• Goal:
Every entry that follows should be reproduced exactly.
start Data provided
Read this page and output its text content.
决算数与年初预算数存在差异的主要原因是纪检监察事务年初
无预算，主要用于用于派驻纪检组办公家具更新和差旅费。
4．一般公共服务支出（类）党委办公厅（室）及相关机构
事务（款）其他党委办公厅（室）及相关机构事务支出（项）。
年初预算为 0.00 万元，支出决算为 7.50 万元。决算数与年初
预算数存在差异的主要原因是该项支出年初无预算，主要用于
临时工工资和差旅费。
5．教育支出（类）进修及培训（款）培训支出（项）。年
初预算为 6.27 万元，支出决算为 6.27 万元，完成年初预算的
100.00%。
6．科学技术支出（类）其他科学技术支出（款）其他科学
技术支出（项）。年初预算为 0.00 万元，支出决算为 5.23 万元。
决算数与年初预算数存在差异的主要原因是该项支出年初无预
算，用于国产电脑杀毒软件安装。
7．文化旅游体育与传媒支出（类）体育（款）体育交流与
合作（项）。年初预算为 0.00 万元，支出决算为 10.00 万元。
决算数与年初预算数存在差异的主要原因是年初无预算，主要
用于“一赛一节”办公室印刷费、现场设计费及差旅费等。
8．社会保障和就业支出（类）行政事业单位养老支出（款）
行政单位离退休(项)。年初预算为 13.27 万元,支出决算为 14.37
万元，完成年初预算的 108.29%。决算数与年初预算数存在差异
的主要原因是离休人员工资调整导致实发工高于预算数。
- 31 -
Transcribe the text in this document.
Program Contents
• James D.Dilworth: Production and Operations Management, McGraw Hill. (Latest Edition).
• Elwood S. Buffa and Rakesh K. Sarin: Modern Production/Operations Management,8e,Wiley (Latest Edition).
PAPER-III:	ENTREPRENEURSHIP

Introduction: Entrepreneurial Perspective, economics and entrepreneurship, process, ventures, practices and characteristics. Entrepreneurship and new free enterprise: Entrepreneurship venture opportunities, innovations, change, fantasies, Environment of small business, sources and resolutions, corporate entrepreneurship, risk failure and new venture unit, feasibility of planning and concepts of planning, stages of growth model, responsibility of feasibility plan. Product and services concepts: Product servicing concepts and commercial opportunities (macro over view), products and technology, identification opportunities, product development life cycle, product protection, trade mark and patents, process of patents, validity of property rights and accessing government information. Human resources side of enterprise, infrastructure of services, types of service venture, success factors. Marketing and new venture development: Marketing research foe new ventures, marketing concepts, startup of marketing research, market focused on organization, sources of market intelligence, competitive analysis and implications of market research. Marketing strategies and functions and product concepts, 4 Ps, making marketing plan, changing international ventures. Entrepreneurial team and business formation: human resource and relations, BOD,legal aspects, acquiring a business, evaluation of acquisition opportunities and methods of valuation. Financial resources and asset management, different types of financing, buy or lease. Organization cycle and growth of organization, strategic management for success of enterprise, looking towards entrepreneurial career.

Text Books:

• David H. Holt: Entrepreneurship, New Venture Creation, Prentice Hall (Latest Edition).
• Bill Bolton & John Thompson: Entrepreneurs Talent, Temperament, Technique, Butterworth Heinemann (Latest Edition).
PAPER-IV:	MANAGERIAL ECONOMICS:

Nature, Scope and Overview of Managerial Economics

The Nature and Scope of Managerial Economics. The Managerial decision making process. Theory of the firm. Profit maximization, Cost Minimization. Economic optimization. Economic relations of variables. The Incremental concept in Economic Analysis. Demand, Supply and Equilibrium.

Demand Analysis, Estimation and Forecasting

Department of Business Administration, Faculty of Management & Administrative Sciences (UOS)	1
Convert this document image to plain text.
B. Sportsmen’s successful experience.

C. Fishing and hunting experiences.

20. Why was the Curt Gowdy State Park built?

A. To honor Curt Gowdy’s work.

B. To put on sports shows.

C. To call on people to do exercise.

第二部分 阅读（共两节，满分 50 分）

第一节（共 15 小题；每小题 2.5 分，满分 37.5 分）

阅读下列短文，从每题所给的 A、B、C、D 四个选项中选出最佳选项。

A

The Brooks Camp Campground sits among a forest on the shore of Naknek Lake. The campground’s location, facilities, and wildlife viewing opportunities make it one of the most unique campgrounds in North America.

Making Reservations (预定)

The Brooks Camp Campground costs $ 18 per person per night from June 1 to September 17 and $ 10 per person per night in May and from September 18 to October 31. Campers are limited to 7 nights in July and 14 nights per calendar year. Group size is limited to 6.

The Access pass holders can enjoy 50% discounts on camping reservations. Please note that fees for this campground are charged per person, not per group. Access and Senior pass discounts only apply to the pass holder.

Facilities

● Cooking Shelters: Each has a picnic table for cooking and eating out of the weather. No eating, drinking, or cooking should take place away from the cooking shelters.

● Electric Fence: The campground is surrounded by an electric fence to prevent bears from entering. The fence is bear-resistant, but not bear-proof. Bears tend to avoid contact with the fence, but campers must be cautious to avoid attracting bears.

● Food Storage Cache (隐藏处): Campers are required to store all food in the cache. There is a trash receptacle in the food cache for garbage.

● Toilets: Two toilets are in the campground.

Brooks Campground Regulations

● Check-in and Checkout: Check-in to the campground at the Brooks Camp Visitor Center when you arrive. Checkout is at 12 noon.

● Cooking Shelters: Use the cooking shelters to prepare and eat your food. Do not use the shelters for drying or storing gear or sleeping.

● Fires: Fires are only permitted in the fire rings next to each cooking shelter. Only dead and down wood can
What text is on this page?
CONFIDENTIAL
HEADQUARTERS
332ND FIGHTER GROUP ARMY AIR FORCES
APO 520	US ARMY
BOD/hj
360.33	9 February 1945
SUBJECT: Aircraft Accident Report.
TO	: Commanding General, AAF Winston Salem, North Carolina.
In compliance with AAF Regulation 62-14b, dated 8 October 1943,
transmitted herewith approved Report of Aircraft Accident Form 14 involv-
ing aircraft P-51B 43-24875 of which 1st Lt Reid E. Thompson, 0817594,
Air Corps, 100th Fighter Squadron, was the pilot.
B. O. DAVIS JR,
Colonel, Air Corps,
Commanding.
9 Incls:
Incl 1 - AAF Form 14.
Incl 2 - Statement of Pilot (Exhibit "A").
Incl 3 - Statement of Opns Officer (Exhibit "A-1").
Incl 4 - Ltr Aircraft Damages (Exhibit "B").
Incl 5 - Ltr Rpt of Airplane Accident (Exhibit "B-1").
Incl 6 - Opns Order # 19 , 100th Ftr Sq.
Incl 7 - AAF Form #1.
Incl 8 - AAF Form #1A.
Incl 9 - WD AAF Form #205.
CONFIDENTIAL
end Data provided
• Output for this task:
Read this page and output its text content.
决算数与年初预算数存在差异的主要原因是纪检监察事务年初
无预算，主要用于用于派驻纪检组办公家具更新和差旅费。
4．一般公共服务支出（类）党委办公厅（室）及相关机构
事务（款）其他党委办公厅（室）及相关机构事务支出（项）。
年初预算为 0.00 万元，支出决算为 7.50 万元。决算数与年初
预算数存在差异的主要原因是该项支出年初无预算，主要用于
临时工工资和差旅费。
5．教育支出（类）进修及培训（款）培训支出（项）。年
初预算为 6.27 万元，支出决算为 6.27 万元，完成年初预算的
100.00%。
6．科学技术支出（类）其他科学技术支出（款）其他科学
技术支出（项）。年初预算为 0.00 万元，支出决算为 5.23 万元。
决算数与年初预算数存在差异的主要原因是该项支出年初无预
算，用于国产电脑杀毒软件安装。
7．文化旅游体育与传媒支出（类）体育（款）体育交流与
合作（项）。年初预算为 0.00 万元，支出决算为 10.00 万元。
决算数与年初预算数存在差异的主要原因是年初无预算，主要
用于“一赛一节”办公室印刷费、现场设计费及差旅费等。
8．社会保障和就业支出（类）行政事业单位养老支出（款）
行政单位离退休(项)。年初预算为 13.27 万元,支出决算为 14.37
万元，完成年初预算的 108.29%。决算数与年初预算数存在差异
的主要原因是离休人员工资调整导致实发工高于预算数。
- 31 -
Transcribe the text in this document.
Program Contents
• James D.Dilworth: Production and Operations Management, McGraw Hill. (Latest Edition).
• Elwood S. Buffa and Rakesh K. Sarin: Modern Production/Operations Management,8e,Wiley (Latest Edition).
PAPER-III:	ENTREPRENEURSHIP

Introduction: Entrepreneurial Perspective, economics and entrepreneurship, process, ventures, practices and characteristics. Entrepreneurship and new free enterprise: Entrepreneurship venture opportunities, innovations, change, fantasies, Environment of small business, sources and resolutions, corporate entrepreneurship, risk failure and new venture unit, feasibility of planning and concepts of planning, stages of growth model, responsibility of feasibility plan. Product and services concepts: Product servicing concepts and commercial opportunities (macro over view), products and technology, identification opportunities, product development life cycle, product protection, trade mark and patents, process of patents, validity of property rights and accessing government information. Human resources side of enterprise, infrastructure of services, types of service venture, success factors. Marketing and new venture development: Marketing research foe new ventures, marketing concepts, startup of marketing research, market focused on organization, sources of market intelligence, competitive analysis and implications of market research. Marketing strategies and functions and product concepts, 4 Ps, making marketing plan, changing international ventures. Entrepreneurial team and business formation: human resource and relations, BOD,legal aspects, acquiring a business, evaluation of acquisition opportunities and methods of valuation. Financial resources and asset management, different types of financing, buy or lease. Organization cycle and growth of organization, strategic management for success of enterprise, looking towards entrepreneurial career.

Text Books:

• David H. Holt: Entrepreneurship, New Venture Creation, Prentice Hall (Latest Edition).
• Bill Bolton & John Thompson: Entrepreneurs Talent, Temperament, Technique, Butterworth Heinemann (Latest Edition).
PAPER-IV:	MANAGERIAL ECONOMICS:

Nature, Scope and Overview of Managerial Economics

The Nature and Scope of Managerial Economics. The Managerial decision making process. Theory of the firm. Profit maximization, Cost Minimization. Economic optimization. Economic relations of variables. The Incremental concept in Economic Analysis. Demand, Supply and Equilibrium.

Demand Analysis, Estimation and Forecasting

Department of Business Administration, Faculty of Management & Administrative Sciences (UOS)	1
Convert this document image to plain text.
B. Sportsmen’s successful experience.

C. Fishing and hunting experiences.

20. Why was the Curt Gowdy State Park built?

A. To honor Curt Gowdy’s work.

B. To put on sports shows.

C. To call on people to do exercise.

第二部分 阅读（共两节，满分 50 分）

第一节（共 15 小题；每小题 2.5 分，满分 37.5 分）

阅读下列短文，从每题所给的 A、B、C、D 四个选项中选出最佳选项。

A

The Brooks Camp Campground sits among a forest on the shore of Naknek Lake. The campground’s location, facilities, and wildlife viewing opportunities make it one of the most unique campgrounds in North America.

Making Reservations (预定)

The Brooks Camp Campground costs $ 18 per person per night from June 1 to September 17 and $ 10 per person per night in May and from September 18 to October 31. Campers are limited to 7 nights in July and 14 nights per calendar year. Group size is limited to 6.

The Access pass holders can enjoy 50% discounts on camping reservations. Please note that fees for this campground are charged per person, not per group. Access and Senior pass discounts only apply to the pass holder.

Facilities

● Cooking Shelters: Each has a picnic table for cooking and eating out of the weather. No eating, drinking, or cooking should take place away from the cooking shelters.

● Electric Fence: The campground is surrounded by an electric fence to prevent bears from entering. The fence is bear-resistant, but not bear-proof. Bears tend to avoid contact with the fence, but campers must be cautious to avoid attracting bears.

● Food Storage Cache (隐藏处): Campers are required to store all food in the cache. There is a trash receptacle in the food cache for garbage.

● Toilets: Two toilets are in the campground.

Brooks Campground Regulations

● Check-in and Checkout: Check-in to the campground at the Brooks Camp Visitor Center when you arrive. Checkout is at 12 noon.

● Cooking Shelters: Use the cooking shelters to prepare and eat your food. Do not use the shelters for drying or storing gear or sleeping.

● Fires: Fires are only permitted in the fire rings next to each cooking shelter. Only dead and down wood can
What text is on this page?
CONFIDENTIAL
HEADQUARTERS
332ND FIGHTER GROUP ARMY AIR FORCES
APO 520	US ARMY
BOD/hj
360.33	9 February 1945
SUBJECT: Aircraft Accident Report.
TO	: Commanding General, AAF Winston Salem, North Carolina.
In compliance with AAF Regulation 62-14b, dated 8 October 1943,
transmitted herewith approved Report of Aircraft Accident Form 14 involv-
ing aircraft P-51B 43-24875 of which 1st Lt Reid E. Thompson, 0817594,
Air Corps, 100th Fighter Squadron, was the pilot.
B. O. DAVIS JR,
Colonel, Air Corps,
Commanding.
9 Incls:
Incl 1 - AAF Form 14.
Incl 2 - Statement of Pilot (Exhibit "A").
Incl 3 - Statement of Opns Officer (Exhibit "A-1").
Incl 4 - Ltr Aircraft Damages (Exhibit "B").
Incl 5 - Ltr Rpt of Airplane Accident (Exhibit "B-1").
Incl 6 - Opns Order # 19 , 100th Ftr Sq.
Incl 7 - AAF Form #1.
Incl 8 - AAF Form #1A.
Incl 9 - WD AAF Form #205.
CONFIDENTIAL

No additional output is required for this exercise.